▶ _YOUR GOAL_
Repeat the data verbatim.

▶ _DATA TO USE_
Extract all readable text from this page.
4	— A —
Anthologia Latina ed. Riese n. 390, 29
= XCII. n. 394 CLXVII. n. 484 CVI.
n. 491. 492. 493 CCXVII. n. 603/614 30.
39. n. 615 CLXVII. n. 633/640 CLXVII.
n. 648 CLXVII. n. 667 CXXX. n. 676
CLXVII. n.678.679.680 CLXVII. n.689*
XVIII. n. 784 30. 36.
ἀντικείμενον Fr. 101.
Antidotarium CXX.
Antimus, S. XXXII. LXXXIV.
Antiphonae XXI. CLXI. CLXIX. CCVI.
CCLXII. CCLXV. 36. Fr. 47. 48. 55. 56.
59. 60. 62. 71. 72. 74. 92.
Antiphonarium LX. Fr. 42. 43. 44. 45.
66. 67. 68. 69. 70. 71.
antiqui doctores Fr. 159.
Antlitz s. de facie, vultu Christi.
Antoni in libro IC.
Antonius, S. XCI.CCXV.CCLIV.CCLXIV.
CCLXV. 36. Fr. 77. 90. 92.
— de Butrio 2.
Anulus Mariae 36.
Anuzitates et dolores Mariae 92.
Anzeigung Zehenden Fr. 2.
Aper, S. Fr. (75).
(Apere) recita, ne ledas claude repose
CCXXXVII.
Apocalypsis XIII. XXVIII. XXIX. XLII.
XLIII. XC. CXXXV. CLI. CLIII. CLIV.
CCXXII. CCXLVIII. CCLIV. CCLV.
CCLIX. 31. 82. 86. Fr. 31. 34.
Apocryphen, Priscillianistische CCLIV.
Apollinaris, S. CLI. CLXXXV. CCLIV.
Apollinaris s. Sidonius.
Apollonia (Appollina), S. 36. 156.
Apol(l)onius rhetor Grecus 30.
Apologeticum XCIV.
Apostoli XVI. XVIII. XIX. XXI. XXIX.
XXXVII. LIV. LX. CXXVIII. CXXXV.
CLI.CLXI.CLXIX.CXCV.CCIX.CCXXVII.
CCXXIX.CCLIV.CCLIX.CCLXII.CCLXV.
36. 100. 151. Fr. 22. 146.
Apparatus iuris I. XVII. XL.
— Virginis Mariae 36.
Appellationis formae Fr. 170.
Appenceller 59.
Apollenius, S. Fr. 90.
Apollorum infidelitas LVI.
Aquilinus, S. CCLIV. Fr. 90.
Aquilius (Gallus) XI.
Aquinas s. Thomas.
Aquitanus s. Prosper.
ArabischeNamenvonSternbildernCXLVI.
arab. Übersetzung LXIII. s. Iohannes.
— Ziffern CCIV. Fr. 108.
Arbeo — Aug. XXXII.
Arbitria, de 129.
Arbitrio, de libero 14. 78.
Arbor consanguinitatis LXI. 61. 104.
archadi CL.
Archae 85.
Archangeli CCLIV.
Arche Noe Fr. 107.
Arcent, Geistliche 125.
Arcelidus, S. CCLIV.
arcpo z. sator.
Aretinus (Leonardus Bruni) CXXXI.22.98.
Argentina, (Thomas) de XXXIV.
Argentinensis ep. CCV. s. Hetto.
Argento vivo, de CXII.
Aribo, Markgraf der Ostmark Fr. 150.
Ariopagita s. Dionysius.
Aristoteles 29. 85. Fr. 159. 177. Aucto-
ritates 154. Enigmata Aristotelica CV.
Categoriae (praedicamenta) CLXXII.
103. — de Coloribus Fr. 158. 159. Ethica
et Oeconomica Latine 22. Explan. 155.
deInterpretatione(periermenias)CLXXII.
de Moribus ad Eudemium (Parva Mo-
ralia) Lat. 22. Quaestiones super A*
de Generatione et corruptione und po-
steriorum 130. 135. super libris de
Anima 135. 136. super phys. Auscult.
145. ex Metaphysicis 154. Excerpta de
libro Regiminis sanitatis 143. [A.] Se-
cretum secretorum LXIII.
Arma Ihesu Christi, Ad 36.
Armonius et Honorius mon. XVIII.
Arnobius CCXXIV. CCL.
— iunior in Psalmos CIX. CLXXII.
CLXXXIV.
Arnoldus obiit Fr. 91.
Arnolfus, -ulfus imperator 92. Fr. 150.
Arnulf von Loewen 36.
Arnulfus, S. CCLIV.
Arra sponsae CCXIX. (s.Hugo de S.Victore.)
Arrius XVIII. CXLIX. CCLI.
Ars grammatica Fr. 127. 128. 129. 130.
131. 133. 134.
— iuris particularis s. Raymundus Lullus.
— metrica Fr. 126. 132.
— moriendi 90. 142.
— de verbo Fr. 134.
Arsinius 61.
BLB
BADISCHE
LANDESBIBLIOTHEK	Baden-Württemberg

▶ _RESPONSE TO THE TASK_
Extract all readable text from this page.
4	— A —
Anthologia Latina ed. Riese n. 390, 29
= XCII. n. 394 CLXVII. n. 484 CVI.
n. 491. 492. 493 CCXVII. n. 603/614 30.
39. n. 615 CLXVII. n. 633/640 CLXVII.
n. 648 CLXVII. n. 667 CXXX. n. 676
CLXVII. n.678.679.680 CLXVII. n.689*
XVIII. n. 784 30. 36.
ἀντικείμενον Fr. 101.
Antidotarium CXX.
Antimus, S. XXXII. LXXXIV.
Antiphonae XXI. CLXI. CLXIX. CCVI.
CCLXII. CCLXV. 36. Fr. 47. 48. 55. 56.
59. 60. 62. 71. 72. 74. 92.
Antiphonarium LX. Fr. 42. 43. 44. 45.
66. 67. 68. 69. 70. 71.
antiqui doctores Fr. 159.
Antlitz s. de facie, vultu Christi.
Antoni in libro IC.
Antonius, S. XCI.CCXV.CCLIV.CCLXIV.
CCLXV. 36. Fr. 77. 90. 92.
— de Butrio 2.
Anulus Mariae 36.
Anuzitates et dolores Mariae 92.
Anzeigung Zehenden Fr. 2.
Aper, S. Fr. (75).
(Apere) recita, ne ledas claude repose
CCXXXVII.
Apocalypsis XIII. XXVIII. XXIX. XLII.
XLIII. XC. CXXXV. CLI. CLIII. CLIV.
CCXXII. CCXLVIII. CCLIV. CCLV.
CCLIX. 31. 82. 86. Fr. 31. 34.
Apocryphen, Priscillianistische CCLIV.
Apollinaris, S. CLI. CLXXXV. CCLIV.
Apollinaris s. Sidonius.
Apollonia (Appollina), S. 36. 156.
Apol(l)onius rhetor Grecus 30.
Apologeticum XCIV.
Apostoli XVI. XVIII. XIX. XXI. XXIX.
XXXVII. LIV. LX. CXXVIII. CXXXV.
CLI.CLXI.CLXIX.CXCV.CCIX.CCXXVII.
CCXXIX.CCLIV.CCLIX.CCLXII.CCLXV.
36. 100. 151. Fr. 22. 146.
Apparatus iuris I. XVII. XL.
— Virginis Mariae 36.
Appellationis formae Fr. 170.
Appenceller 59.
Apollenius, S. Fr. 90.
Apollorum infidelitas LVI.
Aquilinus, S. CCLIV. Fr. 90.
Aquilius (Gallus) XI.
Aquinas s. Thomas.
Aquitanus s. Prosper.
ArabischeNamenvonSternbildernCXLVI.
arab. Übersetzung LXIII. s. Iohannes.
— Ziffern CCIV. Fr. 108.
Arbeo — Aug. XXXII.
Arbitria, de 129.
Arbitrio, de libero 14. 78.
Arbor consanguinitatis LXI. 61. 104.
archadi CL.
Archae 85.
Archangeli CCLIV.
Arche Noe Fr. 107.
Arcent, Geistliche 125.
Arcelidus, S. CCLIV.
arcpo z. sator.
Aretinus (Leonardus Bruni) CXXXI.22.98.
Argentina, (Thomas) de XXXIV.
Argentinensis ep. CCV. s. Hetto.
Argento vivo, de CXII.
Aribo, Markgraf der Ostmark Fr. 150.
Ariopagita s. Dionysius.
Aristoteles 29. 85. Fr. 159. 177. Aucto-
ritates 154. Enigmata Aristotelica CV.
Categoriae (praedicamenta) CLXXII.
103. — de Coloribus Fr. 158. 159. Ethica
et Oeconomica Latine 22. Explan. 155.
deInterpretatione(periermenias)CLXXII.
de Moribus ad Eudemium (Parva Mo-
ralia) Lat. 22. Quaestiones super A*
de Generatione et corruptione und po-
steriorum 130. 135. super libris de
Anima 135. 136. super phys. Auscult.
145. ex Metaphysicis 154. Excerpta de
libro Regiminis sanitatis 143. [A.] Se-
cretum secretorum LXIII.
Arma Ihesu Christi, Ad 36.
Armonius et Honorius mon. XVIII.
Arnobius CCXXIV. CCL.
— iunior in Psalmos CIX. CLXXII.
CLXXXIV.
Arnoldus obiit Fr. 91.
Arnolfus, -ulfus imperator 92. Fr. 150.
Arnulf von Loewen 36.
Arnulfus, S. CCLIV.
Arra sponsae CCXIX. (s.Hugo de S.Victore.)
Arrius XVIII. CXLIX. CCLI.
Ars grammatica Fr. 127. 128. 129. 130.
131. 133. 134.
— iuris particularis s. Raymundus Lullus.
— metrica Fr. 126. 132.
— moriendi 90. 142.
— de verbo Fr. 134.
Arsinius 61.
BLB
BADISCHE
LANDESBIBLIOTHEK	Baden-Württemberg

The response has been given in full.